PROBLEM TO WORK ON — Images are not part of the copy; transcribe all the data exactly.

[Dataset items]
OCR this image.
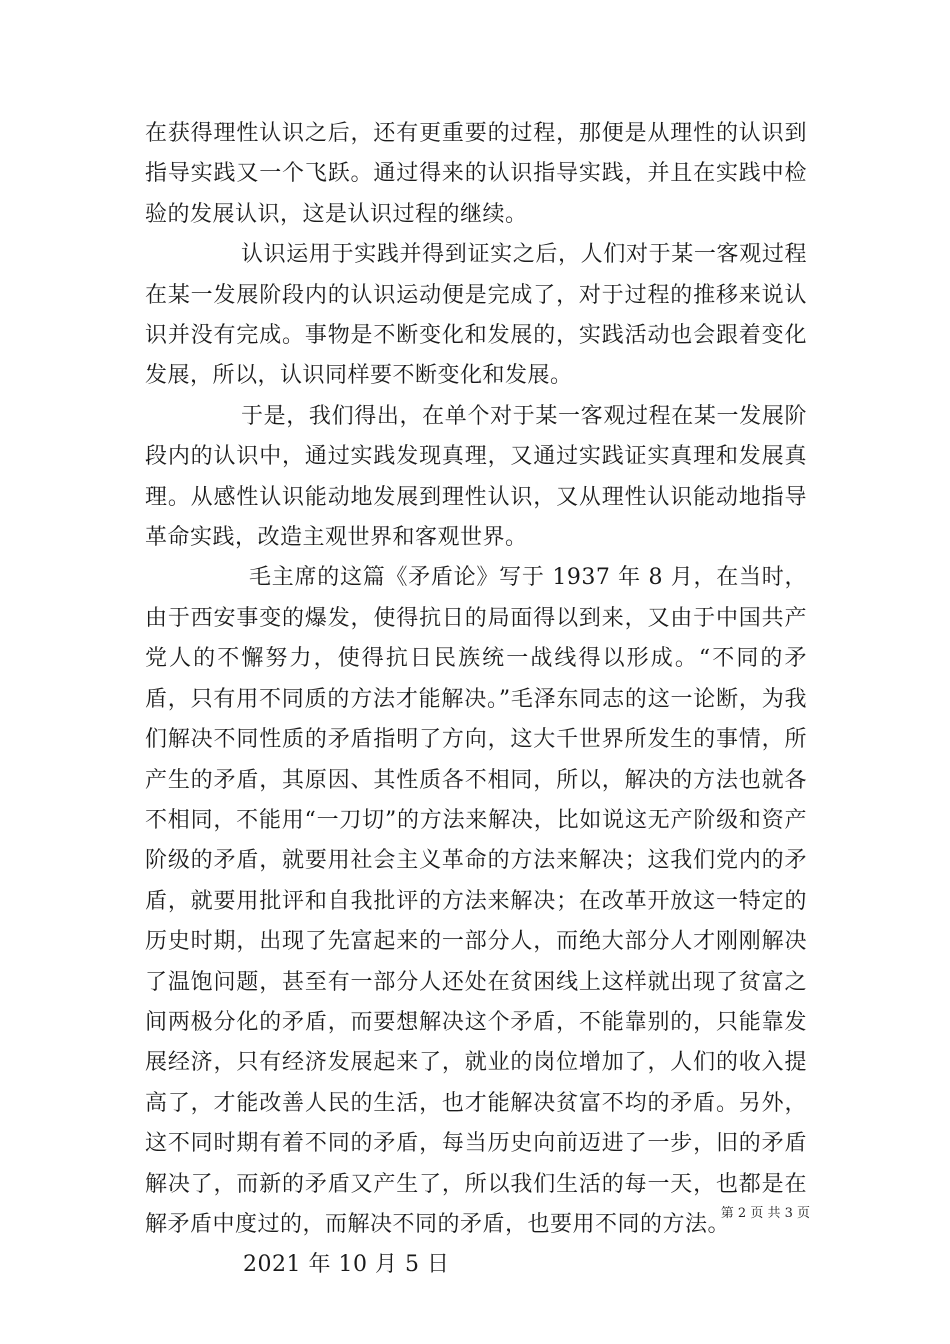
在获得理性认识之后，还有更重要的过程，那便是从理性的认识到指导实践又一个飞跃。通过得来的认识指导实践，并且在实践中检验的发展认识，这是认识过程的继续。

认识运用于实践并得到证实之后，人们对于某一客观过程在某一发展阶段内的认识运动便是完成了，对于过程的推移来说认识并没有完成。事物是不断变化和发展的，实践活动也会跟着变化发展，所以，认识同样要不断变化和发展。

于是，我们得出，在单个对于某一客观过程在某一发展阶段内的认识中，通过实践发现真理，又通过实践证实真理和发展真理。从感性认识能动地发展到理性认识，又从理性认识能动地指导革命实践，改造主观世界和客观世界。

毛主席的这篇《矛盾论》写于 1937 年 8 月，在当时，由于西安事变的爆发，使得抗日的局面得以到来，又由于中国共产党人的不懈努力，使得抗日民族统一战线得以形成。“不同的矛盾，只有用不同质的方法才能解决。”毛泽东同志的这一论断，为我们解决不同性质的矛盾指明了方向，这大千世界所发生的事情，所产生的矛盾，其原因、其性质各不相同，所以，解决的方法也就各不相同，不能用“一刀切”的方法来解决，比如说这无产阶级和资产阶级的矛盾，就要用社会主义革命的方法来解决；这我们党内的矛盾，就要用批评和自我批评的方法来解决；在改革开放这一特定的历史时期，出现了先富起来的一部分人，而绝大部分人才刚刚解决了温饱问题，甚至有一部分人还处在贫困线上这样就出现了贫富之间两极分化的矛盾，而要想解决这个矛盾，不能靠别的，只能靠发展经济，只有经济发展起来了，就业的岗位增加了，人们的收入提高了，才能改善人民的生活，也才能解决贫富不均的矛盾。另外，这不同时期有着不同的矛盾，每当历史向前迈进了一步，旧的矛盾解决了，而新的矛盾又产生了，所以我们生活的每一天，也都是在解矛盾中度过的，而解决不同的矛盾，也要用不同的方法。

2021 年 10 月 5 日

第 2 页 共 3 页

OUTPUT —
OCR this image.
在获得理性认识之后，还有更重要的过程，那便是从理性的认识到指导实践又一个飞跃。通过得来的认识指导实践，并且在实践中检验的发展认识，这是认识过程的继续。

认识运用于实践并得到证实之后，人们对于某一客观过程在某一发展阶段内的认识运动便是完成了，对于过程的推移来说认识并没有完成。事物是不断变化和发展的，实践活动也会跟着变化发展，所以，认识同样要不断变化和发展。

于是，我们得出，在单个对于某一客观过程在某一发展阶段内的认识中，通过实践发现真理，又通过实践证实真理和发展真理。从感性认识能动地发展到理性认识，又从理性认识能动地指导革命实践，改造主观世界和客观世界。

毛主席的这篇《矛盾论》写于 1937 年 8 月，在当时，由于西安事变的爆发，使得抗日的局面得以到来，又由于中国共产党人的不懈努力，使得抗日民族统一战线得以形成。“不同的矛盾，只有用不同质的方法才能解决。”毛泽东同志的这一论断，为我们解决不同性质的矛盾指明了方向，这大千世界所发生的事情，所产生的矛盾，其原因、其性质各不相同，所以，解决的方法也就各不相同，不能用“一刀切”的方法来解决，比如说这无产阶级和资产阶级的矛盾，就要用社会主义革命的方法来解决；这我们党内的矛盾，就要用批评和自我批评的方法来解决；在改革开放这一特定的历史时期，出现了先富起来的一部分人，而绝大部分人才刚刚解决了温饱问题，甚至有一部分人还处在贫困线上这样就出现了贫富之间两极分化的矛盾，而要想解决这个矛盾，不能靠别的，只能靠发展经济，只有经济发展起来了，就业的岗位增加了，人们的收入提高了，才能改善人民的生活，也才能解决贫富不均的矛盾。另外，这不同时期有着不同的矛盾，每当历史向前迈进了一步，旧的矛盾解决了，而新的矛盾又产生了，所以我们生活的每一天，也都是在解矛盾中度过的，而解决不同的矛盾，也要用不同的方法。

2021 年 10 月 5 日

第 2 页 共 3 页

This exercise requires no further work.